### To be done:
Reproduce all of the material word for word.

### Data to process:

****************************************

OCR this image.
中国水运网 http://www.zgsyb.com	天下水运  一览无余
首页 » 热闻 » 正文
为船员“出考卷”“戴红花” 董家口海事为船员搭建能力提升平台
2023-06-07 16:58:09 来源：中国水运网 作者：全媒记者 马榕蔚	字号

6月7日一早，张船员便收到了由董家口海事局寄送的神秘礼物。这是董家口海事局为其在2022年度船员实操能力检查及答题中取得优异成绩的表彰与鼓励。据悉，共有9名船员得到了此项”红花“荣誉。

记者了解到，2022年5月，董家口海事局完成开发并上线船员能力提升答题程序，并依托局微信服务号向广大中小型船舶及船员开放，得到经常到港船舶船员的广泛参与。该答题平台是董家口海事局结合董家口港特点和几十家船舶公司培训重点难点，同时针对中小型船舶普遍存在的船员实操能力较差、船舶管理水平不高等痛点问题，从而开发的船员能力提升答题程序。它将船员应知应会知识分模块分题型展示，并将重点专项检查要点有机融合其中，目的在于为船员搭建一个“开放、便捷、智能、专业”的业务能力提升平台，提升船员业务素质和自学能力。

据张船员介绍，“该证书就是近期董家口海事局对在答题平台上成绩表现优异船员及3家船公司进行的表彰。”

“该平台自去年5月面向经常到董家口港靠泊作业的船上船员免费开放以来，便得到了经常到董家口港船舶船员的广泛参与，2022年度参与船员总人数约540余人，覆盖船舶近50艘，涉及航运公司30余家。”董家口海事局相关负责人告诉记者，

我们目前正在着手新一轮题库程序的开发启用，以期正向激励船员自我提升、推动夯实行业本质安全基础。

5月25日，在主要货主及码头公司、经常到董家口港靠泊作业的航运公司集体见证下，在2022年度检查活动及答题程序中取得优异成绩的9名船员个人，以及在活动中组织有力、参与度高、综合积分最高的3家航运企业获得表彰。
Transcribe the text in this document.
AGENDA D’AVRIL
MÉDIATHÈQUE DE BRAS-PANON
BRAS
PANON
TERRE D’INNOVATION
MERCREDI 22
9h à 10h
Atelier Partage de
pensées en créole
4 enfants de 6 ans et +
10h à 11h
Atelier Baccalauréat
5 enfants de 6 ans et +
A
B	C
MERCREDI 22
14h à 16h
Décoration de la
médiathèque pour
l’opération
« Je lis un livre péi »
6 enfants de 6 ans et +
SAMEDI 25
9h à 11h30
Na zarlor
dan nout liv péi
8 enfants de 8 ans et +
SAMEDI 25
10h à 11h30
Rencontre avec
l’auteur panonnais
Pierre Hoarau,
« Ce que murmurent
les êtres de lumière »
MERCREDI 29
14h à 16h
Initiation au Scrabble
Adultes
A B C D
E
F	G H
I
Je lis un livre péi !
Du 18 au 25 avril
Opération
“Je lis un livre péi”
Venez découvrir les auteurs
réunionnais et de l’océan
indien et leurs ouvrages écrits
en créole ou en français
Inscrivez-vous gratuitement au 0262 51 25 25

****************************************

### Solved exercise:
OCR this image.
中国水运网 http://www.zgsyb.com	天下水运  一览无余
首页 » 热闻 » 正文
为船员“出考卷”“戴红花” 董家口海事为船员搭建能力提升平台
2023-06-07 16:58:09 来源：中国水运网 作者：全媒记者 马榕蔚	字号

6月7日一早，张船员便收到了由董家口海事局寄送的神秘礼物。这是董家口海事局为其在2022年度船员实操能力检查及答题中取得优异成绩的表彰与鼓励。据悉，共有9名船员得到了此项”红花“荣誉。

记者了解到，2022年5月，董家口海事局完成开发并上线船员能力提升答题程序，并依托局微信服务号向广大中小型船舶及船员开放，得到经常到港船舶船员的广泛参与。该答题平台是董家口海事局结合董家口港特点和几十家船舶公司培训重点难点，同时针对中小型船舶普遍存在的船员实操能力较差、船舶管理水平不高等痛点问题，从而开发的船员能力提升答题程序。它将船员应知应会知识分模块分题型展示，并将重点专项检查要点有机融合其中，目的在于为船员搭建一个“开放、便捷、智能、专业”的业务能力提升平台，提升船员业务素质和自学能力。

据张船员介绍，“该证书就是近期董家口海事局对在答题平台上成绩表现优异船员及3家船公司进行的表彰。”

“该平台自去年5月面向经常到董家口港靠泊作业的船上船员免费开放以来，便得到了经常到董家口港船舶船员的广泛参与，2022年度参与船员总人数约540余人，覆盖船舶近50艘，涉及航运公司30余家。”董家口海事局相关负责人告诉记者，

我们目前正在着手新一轮题库程序的开发启用，以期正向激励船员自我提升、推动夯实行业本质安全基础。

5月25日，在主要货主及码头公司、经常到董家口港靠泊作业的航运公司集体见证下，在2022年度检查活动及答题程序中取得优异成绩的9名船员个人，以及在活动中组织有力、参与度高、综合积分最高的3家航运企业获得表彰。
Transcribe the text in this document.
AGENDA D’AVRIL
MÉDIATHÈQUE DE BRAS-PANON
BRAS
PANON
TERRE D’INNOVATION
MERCREDI 22
9h à 10h
Atelier Partage de
pensées en créole
4 enfants de 6 ans et +
10h à 11h
Atelier Baccalauréat
5 enfants de 6 ans et +
A
B	C
MERCREDI 22
14h à 16h
Décoration de la
médiathèque pour
l’opération
« Je lis un livre péi »
6 enfants de 6 ans et +
SAMEDI 25
9h à 11h30
Na zarlor
dan nout liv péi
8 enfants de 8 ans et +
SAMEDI 25
10h à 11h30
Rencontre avec
l’auteur panonnais
Pierre Hoarau,
« Ce que murmurent
les êtres de lumière »
MERCREDI 29
14h à 16h
Initiation au Scrabble
Adultes
A B C D
E
F	G H
I
Je lis un livre péi !
Du 18 au 25 avril
Opération
“Je lis un livre péi”
Venez découvrir les auteurs
réunionnais et de l’océan
indien et leurs ouvrages écrits
en créole ou en français
Inscrivez-vous gratuitement au 0262 51 25 25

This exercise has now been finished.